A full separable model in \aFa is written using the \code{factor} function which converts age and year effects into categorical values, forcing a different coefficient to be estimated for each level of both effects. This model has \code{age x year} number of parameters.
<<>>=
fmod1 <- ~ factor(age) + factor(year)
fit1 <- sca(ple4, ple4.indices, fmodel=fmod1, fit="MP")
@
One can reduce the number of parameters and add dependency along both effects, although still keeping independence of each other, by using smoothers rather than \code{factor}. We'll use a (unpenalised) thin plate spline provided by package \href{http://cran.r-project.org/web/packages/mgcv/}{mgcv} method \code{s()}. We're using the North Sea Plaice data, and since it has 10 ages we will use a simple rule of thumb that the spline should have fewer than $\frac{10}{2} = 5$ degrees of freedom, and so we opt for 4 degrees of freedom. We will also do the same for year and model the change in $F$ through time as a smoother with 20 degrees of freedom.
<<>>=
fmod2 <- ~ s(age, k=4) + s(year, k=20)
fit2 <- sca(ple4, ple4.indices, fmodel=fmod2, fit="MP")
@
An interesting extension of the separable model is the 'double separable' where a third factor or smoother is added for the cohort effect.
<<>>=
fmod3 <- ~ s(age, k=4) + s(year, k=20) + s(as.numeric(year-age), k=10)
fit3 <- sca(ple4, ple4.indices, fmodel=fmod3, fit="MP")
@
Figures~\ref{fig:sep00} and \ref{fig:sep01} depicts the three models selectivities for each year. Each separable model has a single selectivity that changes it's overall scale in each year, while the double separable introduces some variability over time by modeling the cohort factor.
<<sep00, fig.cap="Selection pattern of separable models. Each line represents the selection pattern in a specific year. Independent age and year effects (factor), internally dependent age and year (smooth), double separable (double).">>=
flqs <- FLQuants(factor=harvest(fit1), smooth=harvest(fit2), double=harvest(fit3))
pset <- list(strip.background=list(col="gray90"))
xyplot(data~age|qname, groups=year, data=flqs, type="l", col=1, layout=c(3,1), ylab="fishing mortality", par.settings=pset)
@
<<sep01, fig.cap="Fishing mortality of separable models. Independent age and year effects (factor), internally dependent age and year (smooth), double separable (double).">>=
wireframe(data~age+year|qname, data=as.data.frame(flqs), layout=c(3,1))

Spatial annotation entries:
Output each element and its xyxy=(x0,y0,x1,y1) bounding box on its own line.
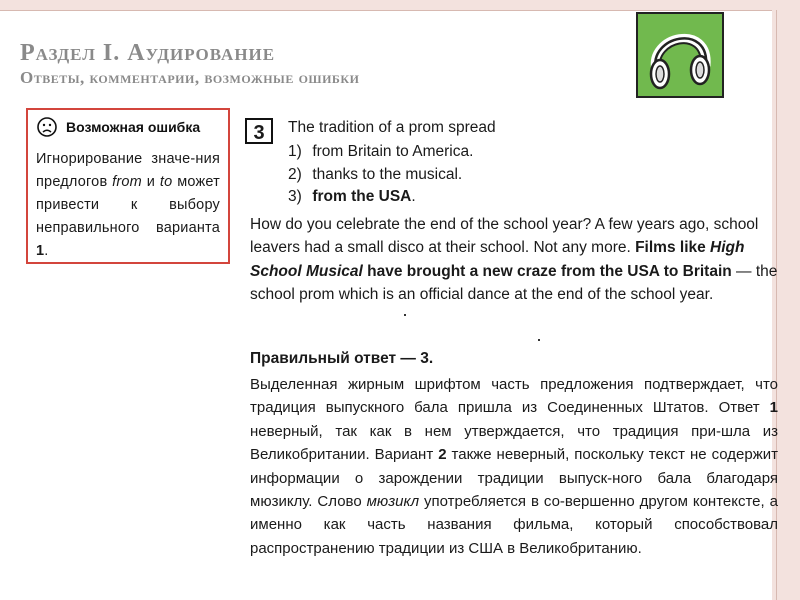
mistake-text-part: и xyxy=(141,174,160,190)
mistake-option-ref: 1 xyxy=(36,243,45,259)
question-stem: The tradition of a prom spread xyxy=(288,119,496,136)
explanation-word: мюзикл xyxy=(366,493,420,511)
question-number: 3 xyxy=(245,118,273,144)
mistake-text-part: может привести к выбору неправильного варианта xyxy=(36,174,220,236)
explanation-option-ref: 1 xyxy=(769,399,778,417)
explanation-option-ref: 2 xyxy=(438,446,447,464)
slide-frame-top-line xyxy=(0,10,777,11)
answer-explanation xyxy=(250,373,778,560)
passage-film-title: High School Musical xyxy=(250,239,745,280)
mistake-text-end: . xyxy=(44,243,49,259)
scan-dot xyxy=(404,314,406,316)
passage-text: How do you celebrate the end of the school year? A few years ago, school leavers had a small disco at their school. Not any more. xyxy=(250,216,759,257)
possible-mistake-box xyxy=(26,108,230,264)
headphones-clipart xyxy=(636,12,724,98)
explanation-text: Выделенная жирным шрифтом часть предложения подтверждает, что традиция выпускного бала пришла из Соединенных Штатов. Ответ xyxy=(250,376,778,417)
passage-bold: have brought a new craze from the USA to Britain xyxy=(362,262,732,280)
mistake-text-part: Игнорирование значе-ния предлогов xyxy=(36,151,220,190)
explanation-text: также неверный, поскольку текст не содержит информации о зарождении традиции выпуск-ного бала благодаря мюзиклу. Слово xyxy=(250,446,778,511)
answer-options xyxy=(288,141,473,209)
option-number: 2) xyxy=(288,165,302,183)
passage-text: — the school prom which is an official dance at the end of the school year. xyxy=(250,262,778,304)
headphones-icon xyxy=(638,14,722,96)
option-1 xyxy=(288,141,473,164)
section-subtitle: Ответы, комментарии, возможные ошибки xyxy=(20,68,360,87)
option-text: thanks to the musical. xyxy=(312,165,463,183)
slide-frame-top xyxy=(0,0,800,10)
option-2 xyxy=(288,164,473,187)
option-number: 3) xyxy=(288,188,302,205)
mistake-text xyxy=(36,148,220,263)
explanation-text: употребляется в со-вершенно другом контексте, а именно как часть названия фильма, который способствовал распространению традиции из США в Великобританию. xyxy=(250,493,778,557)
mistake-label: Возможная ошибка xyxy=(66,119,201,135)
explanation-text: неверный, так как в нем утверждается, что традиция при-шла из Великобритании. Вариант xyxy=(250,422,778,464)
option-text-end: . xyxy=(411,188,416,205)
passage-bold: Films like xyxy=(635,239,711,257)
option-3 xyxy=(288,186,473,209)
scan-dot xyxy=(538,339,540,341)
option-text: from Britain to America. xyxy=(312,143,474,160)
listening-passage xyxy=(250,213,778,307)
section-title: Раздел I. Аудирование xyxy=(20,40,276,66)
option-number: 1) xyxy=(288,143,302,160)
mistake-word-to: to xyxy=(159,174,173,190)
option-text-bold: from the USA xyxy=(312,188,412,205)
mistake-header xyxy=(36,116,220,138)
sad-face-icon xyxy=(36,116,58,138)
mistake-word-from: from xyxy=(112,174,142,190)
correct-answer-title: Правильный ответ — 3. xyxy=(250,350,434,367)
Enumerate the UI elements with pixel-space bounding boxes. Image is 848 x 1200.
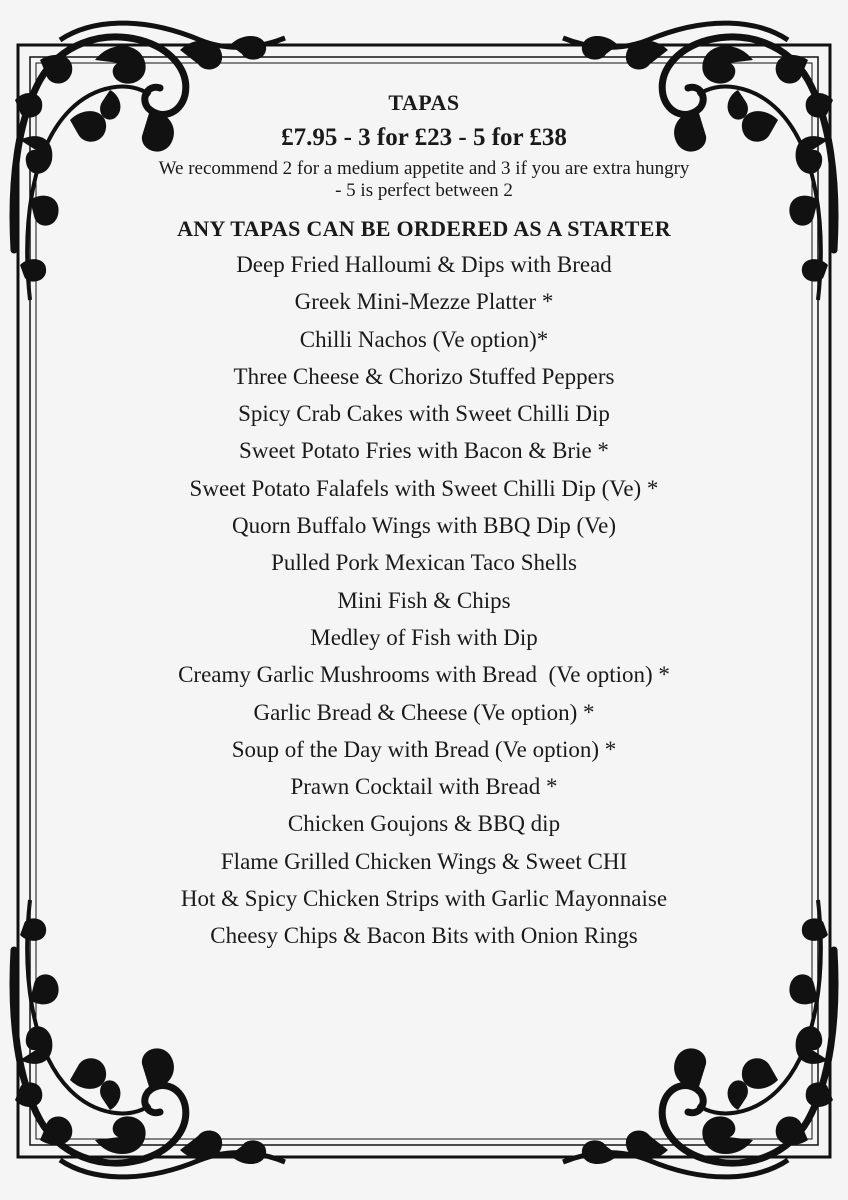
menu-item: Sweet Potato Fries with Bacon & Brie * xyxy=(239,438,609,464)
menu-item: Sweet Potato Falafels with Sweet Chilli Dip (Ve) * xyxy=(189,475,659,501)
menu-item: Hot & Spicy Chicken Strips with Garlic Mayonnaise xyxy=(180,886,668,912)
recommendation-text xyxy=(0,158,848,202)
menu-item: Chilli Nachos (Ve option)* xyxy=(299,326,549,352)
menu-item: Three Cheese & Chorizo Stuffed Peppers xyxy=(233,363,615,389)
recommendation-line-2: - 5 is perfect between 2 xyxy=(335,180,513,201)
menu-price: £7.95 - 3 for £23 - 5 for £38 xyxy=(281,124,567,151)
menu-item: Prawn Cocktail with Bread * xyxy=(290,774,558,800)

Problems:
1 > In the text on separable models, how many degrees of freedom are chosen for the age smoother?
2 > List every model formula object defined in the text on separable models, giving each formula.
3 > Rewrite the paragraph of the text on separable models that begins "One can reduce the number of parameters" as a bulleted list that keeps its main facts.

Task answers:
1 > 4 degrees of freedom.

2 >
- fmod1: ~ factor(age) + factor(year)
- fmod2: ~ s(age, k=4) + s(year, k=20)
- fmod3: ~ s(age, k=4) + s(year, k=20) + s(as.numeric(year-age), k=10)

3 >
- Using smoothers rather than factor reduces the number of parameters and adds dependency along both effects, while keeping the two effects independent of each other.
- The smoother is an unpenalised thin plate spline from the s() method of the mgcv package.
- The data are the North Sea Plaice data, which have 10 ages.
- A rule of thumb says the spline should have fewer than 10/2 = 5 degrees of freedom, so the age smoother uses 4.
- The change in F through time is modeled as a year smoother with 20 degrees of freedom.